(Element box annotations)
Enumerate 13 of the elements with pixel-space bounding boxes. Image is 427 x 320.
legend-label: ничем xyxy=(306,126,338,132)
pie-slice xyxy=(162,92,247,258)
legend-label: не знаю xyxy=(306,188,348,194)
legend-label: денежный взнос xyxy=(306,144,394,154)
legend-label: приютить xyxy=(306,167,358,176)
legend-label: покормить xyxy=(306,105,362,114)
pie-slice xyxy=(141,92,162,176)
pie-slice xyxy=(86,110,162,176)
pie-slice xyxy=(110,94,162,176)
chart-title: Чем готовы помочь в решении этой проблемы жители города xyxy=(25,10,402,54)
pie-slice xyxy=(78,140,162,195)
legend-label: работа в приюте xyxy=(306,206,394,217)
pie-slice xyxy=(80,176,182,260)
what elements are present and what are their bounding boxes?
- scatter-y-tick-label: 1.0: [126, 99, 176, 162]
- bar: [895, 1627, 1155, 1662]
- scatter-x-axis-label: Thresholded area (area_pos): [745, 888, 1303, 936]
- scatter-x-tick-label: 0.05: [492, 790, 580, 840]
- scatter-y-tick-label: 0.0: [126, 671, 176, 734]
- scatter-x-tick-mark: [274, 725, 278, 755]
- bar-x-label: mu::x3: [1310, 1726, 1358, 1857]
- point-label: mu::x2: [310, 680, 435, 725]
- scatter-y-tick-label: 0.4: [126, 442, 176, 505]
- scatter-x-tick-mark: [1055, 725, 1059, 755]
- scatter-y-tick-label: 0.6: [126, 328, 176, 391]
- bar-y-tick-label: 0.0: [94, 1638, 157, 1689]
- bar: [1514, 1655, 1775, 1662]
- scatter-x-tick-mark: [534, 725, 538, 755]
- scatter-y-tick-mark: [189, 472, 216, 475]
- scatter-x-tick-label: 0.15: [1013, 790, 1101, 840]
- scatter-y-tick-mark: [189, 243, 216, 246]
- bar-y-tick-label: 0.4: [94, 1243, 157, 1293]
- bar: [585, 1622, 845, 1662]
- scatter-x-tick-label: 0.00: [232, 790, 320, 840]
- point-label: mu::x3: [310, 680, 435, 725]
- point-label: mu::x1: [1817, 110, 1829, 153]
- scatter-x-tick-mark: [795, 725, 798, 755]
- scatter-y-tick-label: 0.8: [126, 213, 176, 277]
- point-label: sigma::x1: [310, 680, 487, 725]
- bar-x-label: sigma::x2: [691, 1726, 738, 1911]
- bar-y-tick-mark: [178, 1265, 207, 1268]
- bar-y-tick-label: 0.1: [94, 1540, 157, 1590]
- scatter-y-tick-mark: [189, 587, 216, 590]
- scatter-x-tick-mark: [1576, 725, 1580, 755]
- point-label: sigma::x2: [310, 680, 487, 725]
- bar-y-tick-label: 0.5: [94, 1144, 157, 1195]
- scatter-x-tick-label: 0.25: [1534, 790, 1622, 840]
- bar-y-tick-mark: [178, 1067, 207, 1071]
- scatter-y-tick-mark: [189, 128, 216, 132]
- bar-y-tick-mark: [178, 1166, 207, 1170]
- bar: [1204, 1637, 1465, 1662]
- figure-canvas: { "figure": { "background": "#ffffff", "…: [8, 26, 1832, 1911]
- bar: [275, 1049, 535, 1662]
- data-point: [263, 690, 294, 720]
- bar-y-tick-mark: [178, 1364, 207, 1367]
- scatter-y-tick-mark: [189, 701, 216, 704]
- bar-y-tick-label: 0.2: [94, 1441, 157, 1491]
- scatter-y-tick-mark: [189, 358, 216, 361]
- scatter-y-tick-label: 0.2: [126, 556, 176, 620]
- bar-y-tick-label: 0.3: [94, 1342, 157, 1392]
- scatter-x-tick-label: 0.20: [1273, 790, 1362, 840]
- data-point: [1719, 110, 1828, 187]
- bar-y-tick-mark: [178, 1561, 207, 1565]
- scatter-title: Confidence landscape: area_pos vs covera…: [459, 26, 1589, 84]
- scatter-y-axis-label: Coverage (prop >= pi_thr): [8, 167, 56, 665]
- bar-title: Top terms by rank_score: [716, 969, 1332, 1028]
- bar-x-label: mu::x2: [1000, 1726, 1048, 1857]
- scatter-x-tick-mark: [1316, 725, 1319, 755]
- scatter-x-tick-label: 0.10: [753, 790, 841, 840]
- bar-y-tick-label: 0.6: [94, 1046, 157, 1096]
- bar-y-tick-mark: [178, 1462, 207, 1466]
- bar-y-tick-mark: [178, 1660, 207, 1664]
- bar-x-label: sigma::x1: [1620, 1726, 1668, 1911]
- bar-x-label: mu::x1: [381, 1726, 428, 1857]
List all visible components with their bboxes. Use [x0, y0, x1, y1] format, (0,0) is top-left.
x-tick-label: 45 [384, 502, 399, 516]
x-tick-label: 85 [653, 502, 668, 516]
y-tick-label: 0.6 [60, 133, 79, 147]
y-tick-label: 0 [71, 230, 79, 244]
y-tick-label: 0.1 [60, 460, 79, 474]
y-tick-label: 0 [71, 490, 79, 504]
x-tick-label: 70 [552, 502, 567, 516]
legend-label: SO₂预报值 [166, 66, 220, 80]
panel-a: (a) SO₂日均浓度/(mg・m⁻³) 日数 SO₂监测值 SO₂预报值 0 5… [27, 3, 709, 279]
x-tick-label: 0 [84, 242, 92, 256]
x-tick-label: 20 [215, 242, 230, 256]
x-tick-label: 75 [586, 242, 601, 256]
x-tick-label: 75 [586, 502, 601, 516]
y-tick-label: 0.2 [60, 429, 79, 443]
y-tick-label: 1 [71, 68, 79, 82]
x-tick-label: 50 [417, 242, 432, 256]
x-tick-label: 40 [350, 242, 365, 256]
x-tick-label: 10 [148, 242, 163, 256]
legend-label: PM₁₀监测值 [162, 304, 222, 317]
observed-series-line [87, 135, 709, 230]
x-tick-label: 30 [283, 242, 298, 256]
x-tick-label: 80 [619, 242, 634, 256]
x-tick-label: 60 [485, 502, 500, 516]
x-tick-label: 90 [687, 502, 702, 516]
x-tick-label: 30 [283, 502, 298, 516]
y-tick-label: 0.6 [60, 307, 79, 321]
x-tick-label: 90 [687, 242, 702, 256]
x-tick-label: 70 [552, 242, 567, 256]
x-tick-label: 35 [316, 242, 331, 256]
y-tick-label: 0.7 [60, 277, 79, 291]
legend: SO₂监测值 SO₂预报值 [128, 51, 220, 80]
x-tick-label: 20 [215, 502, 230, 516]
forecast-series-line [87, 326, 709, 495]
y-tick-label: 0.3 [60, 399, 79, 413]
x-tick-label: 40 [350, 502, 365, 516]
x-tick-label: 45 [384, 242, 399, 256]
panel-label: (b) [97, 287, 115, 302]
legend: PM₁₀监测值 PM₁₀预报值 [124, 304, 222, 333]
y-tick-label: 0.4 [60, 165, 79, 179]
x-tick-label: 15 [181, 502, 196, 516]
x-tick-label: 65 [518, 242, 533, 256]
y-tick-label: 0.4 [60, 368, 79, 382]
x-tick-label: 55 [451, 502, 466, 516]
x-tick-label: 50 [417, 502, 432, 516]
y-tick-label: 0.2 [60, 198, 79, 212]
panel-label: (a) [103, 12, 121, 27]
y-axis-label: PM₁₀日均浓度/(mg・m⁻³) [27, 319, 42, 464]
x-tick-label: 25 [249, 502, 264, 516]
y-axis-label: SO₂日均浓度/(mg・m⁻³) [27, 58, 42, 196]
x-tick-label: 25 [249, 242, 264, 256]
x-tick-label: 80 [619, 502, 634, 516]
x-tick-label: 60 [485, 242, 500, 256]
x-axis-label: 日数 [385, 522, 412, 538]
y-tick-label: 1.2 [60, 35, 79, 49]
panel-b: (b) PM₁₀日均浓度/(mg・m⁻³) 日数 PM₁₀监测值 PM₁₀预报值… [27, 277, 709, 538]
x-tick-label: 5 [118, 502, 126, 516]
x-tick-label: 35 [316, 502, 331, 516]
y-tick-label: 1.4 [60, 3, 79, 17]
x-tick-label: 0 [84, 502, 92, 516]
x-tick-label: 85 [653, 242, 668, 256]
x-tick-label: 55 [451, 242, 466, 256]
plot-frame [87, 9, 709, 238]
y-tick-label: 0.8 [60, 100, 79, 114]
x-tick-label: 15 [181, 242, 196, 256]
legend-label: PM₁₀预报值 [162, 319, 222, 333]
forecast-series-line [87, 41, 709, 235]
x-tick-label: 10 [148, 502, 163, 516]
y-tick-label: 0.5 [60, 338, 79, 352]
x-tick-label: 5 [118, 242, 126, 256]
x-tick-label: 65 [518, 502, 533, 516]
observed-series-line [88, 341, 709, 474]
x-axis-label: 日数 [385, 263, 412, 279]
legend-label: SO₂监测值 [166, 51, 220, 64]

AIM
Format as a JSON list of strings the lines starting at the beginning of the material and ending at the line that contains "- scatter-x-tick-label: 0.00: [232, 790, 320, 840]", one string per line, with blank lines omitted.

SOLVED PROBLEM
[
  "Enumerate 13 of the elements with pixel-space bounding boxes. Image is 427 x 320.",
  "legend-label: ничем xyxy=(306,126,338,132)",
  "pie-slice xyxy=(162,92,247,258)",
  "legend-label: не знаю xyxy=(306,188,348,194)",
  "legend-label: денежный взнос xyxy=(306,144,394,154)",
  "legend-label: приютить xyxy=(306,167,358,176)",
  "legend-label: покормить xyxy=(306,105,362,114)",
  "pie-slice xyxy=(141,92,162,176)",
  "pie-slice xyxy=(86,110,162,176)",
  "pie-slice xyxy=(110,94,162,176)",
  "chart-title: Чем готовы помочь в решении этой проблемы жители города xyxy=(25,10,402,54)",
  "pie-slice xyxy=(78,140,162,195)",
  "legend-label: работа в приюте xyxy=(306,206,394,217)",
  "pie-slice xyxy=(80,176,182,260)",
  "what elements are present and what are their bounding boxes?",
  "- scatter-y-tick-label: 1.0: [126, 99, 176, 162]",
  "- bar: [895, 1627, 1155, 1662]",
  "- scatter-x-axis-label: Thresholded area (area_pos): [745, 888, 1303, 936]",
  "- scatter-x-tick-label: 0.05: [492, 790, 580, 840]",
  "- scatter-y-tick-label: 0.0: [126, 671, 176, 734]",
  "- scatter-x-tick-mark: [274, 725, 278, 755]",
  "- bar-x-label: mu::x3: [1310, 1726, 1358, 1857]",
  "- point-label: mu::x2: [310, 680, 435, 725]",
  "- scatter-y-tick-label: 0.4: [126, 442, 176, 505]",
  "- scatter-x-tick-mark: [1055, 725, 1059, 755]",
  "- scatter-y-tick-label: 0.6: [126, 328, 176, 391]",
  "- bar-y-tick-label: 0.0: [94, 1638, 157, 1689]",
  "- bar: [1514, 1655, 1775, 1662]",
  "- scatter-x-tick-mark: [534, 725, 538, 755]",
  "- scatter-y-tick-mark: [189, 472, 216, 475]",
  "- scatter-x-tick-label: 0.15: [1013, 790, 1101, 840]",
  "- scatter-y-tick-mark: [189, 243, 216, 246]",
  "- bar-y-tick-label: 0.4: [94, 1243, 157, 1293]",
  "- bar: [585, 1622, 845, 1662]",
  "- scatter-x-tick-label: 0.00: [232, 790, 320, 840]"
]